_Lines of data_
.....

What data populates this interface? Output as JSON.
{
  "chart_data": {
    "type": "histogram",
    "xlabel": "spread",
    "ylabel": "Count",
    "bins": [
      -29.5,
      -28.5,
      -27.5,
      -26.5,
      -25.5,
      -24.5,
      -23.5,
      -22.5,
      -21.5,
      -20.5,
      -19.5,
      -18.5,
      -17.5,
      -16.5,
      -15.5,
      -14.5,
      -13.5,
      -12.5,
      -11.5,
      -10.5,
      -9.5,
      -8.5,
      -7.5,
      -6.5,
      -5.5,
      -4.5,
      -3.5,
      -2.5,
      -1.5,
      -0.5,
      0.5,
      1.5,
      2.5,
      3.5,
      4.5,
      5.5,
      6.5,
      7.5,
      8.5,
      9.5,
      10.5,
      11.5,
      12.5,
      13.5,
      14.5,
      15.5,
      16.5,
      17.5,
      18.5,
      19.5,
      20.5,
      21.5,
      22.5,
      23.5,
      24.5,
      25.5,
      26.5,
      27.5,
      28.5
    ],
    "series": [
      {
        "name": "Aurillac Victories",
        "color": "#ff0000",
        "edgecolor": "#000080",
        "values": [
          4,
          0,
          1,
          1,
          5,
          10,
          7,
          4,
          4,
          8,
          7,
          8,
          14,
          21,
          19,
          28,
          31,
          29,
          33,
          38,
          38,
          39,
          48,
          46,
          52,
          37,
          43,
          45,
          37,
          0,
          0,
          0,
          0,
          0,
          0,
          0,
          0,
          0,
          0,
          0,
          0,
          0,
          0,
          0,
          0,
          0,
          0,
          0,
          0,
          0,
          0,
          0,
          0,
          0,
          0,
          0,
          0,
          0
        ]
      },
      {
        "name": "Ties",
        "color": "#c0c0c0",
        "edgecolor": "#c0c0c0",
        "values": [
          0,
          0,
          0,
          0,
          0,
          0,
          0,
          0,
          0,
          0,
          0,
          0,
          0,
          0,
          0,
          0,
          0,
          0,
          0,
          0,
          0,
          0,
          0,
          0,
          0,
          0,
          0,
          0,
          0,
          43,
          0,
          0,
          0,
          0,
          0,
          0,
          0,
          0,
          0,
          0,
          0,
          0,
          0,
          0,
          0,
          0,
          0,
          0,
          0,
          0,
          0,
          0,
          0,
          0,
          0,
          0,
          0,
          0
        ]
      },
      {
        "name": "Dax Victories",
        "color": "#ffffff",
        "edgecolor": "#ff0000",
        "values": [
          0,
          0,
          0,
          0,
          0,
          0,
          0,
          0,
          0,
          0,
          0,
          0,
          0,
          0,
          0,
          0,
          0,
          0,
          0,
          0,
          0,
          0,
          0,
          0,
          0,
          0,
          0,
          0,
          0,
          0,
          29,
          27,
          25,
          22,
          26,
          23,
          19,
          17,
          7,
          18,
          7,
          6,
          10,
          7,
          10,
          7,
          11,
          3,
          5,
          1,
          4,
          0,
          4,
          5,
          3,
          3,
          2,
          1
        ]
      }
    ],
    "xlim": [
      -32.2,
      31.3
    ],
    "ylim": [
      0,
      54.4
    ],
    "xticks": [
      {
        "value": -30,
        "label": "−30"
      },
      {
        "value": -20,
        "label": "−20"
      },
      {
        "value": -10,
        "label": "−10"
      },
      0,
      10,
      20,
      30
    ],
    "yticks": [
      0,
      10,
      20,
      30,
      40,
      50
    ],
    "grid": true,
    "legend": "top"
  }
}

.....

_EXERCISE GOAL_
Reproduce the entries above exactly.

_RESULT_
What data populates this interface? Output as JSON.
{
  "chart_data": {
    "type": "histogram",
    "xlabel": "spread",
    "ylabel": "Count",
    "bins": [
      -29.5,
      -28.5,
      -27.5,
      -26.5,
      -25.5,
      -24.5,
      -23.5,
      -22.5,
      -21.5,
      -20.5,
      -19.5,
      -18.5,
      -17.5,
      -16.5,
      -15.5,
      -14.5,
      -13.5,
      -12.5,
      -11.5,
      -10.5,
      -9.5,
      -8.5,
      -7.5,
      -6.5,
      -5.5,
      -4.5,
      -3.5,
      -2.5,
      -1.5,
      -0.5,
      0.5,
      1.5,
      2.5,
      3.5,
      4.5,
      5.5,
      6.5,
      7.5,
      8.5,
      9.5,
      10.5,
      11.5,
      12.5,
      13.5,
      14.5,
      15.5,
      16.5,
      17.5,
      18.5,
      19.5,
      20.5,
      21.5,
      22.5,
      23.5,
      24.5,
      25.5,
      26.5,
      27.5,
      28.5
    ],
    "series": [
      {
        "name": "Aurillac Victories",
        "color": "#ff0000",
        "edgecolor": "#000080",
        "values": [
          4,
          0,
          1,
          1,
          5,
          10,
          7,
          4,
          4,
          8,
          7,
          8,
          14,
          21,
          19,
          28,
          31,
          29,
          33,
          38,
          38,
          39,
          48,
          46,
          52,
          37,
          43,
          45,
          37,
          0,
          0,
          0,
          0,
          0,
          0,
          0,
          0,
          0,
          0,
          0,
          0,
          0,
          0,
          0,
          0,
          0,
          0,
          0,
          0,
          0,
          0,
          0,
          0,
          0,
          0,
          0,
          0,
          0
        ]
      },
      {
        "name": "Ties",
        "color": "#c0c0c0",
        "edgecolor": "#c0c0c0",
        "values": [
          0,
          0,
          0,
          0,
          0,
          0,
          0,
          0,
          0,
          0,
          0,
          0,
          0,
          0,
          0,
          0,
          0,
          0,
          0,
          0,
          0,
          0,
          0,
          0,
          0,
          0,
          0,
          0,
          0,
          43,
          0,
          0,
          0,
          0,
          0,
          0,
          0,
          0,
          0,
          0,
          0,
          0,
          0,
          0,
          0,
          0,
          0,
          0,
          0,
          0,
          0,
          0,
          0,
          0,
          0,
          0,
          0,
          0
        ]
      },
      {
        "name": "Dax Victories",
        "color": "#ffffff",
        "edgecolor": "#ff0000",
        "values": [
          0,
          0,
          0,
          0,
          0,
          0,
          0,
          0,
          0,
          0,
          0,
          0,
          0,
          0,
          0,
          0,
          0,
          0,
          0,
          0,
          0,
          0,
          0,
          0,
          0,
          0,
          0,
          0,
          0,
          0,
          29,
          27,
          25,
          22,
          26,
          23,
          19,
          17,
          7,
          18,
          7,
          6,
          10,
          7,
          10,
          7,
          11,
          3,
          5,
          1,
          4,
          0,
          4,
          5,
          3,
          3,
          2,
          1
        ]
      }
    ],
    "xlim": [
      -32.2,
      31.3
    ],
    "ylim": [
      0,
      54.4
    ],
    "xticks": [
      {
        "value": -30,
        "label": "−30"
      },
      {
        "value": -20,
        "label": "−20"
      },
      {
        "value": -10,
        "label": "−10"
      },
      0,
      10,
      20,
      30
    ],
    "yticks": [
      0,
      10,
      20,
      30,
      40,
      50
    ],
    "grid": true,
    "legend": "top"
  }
}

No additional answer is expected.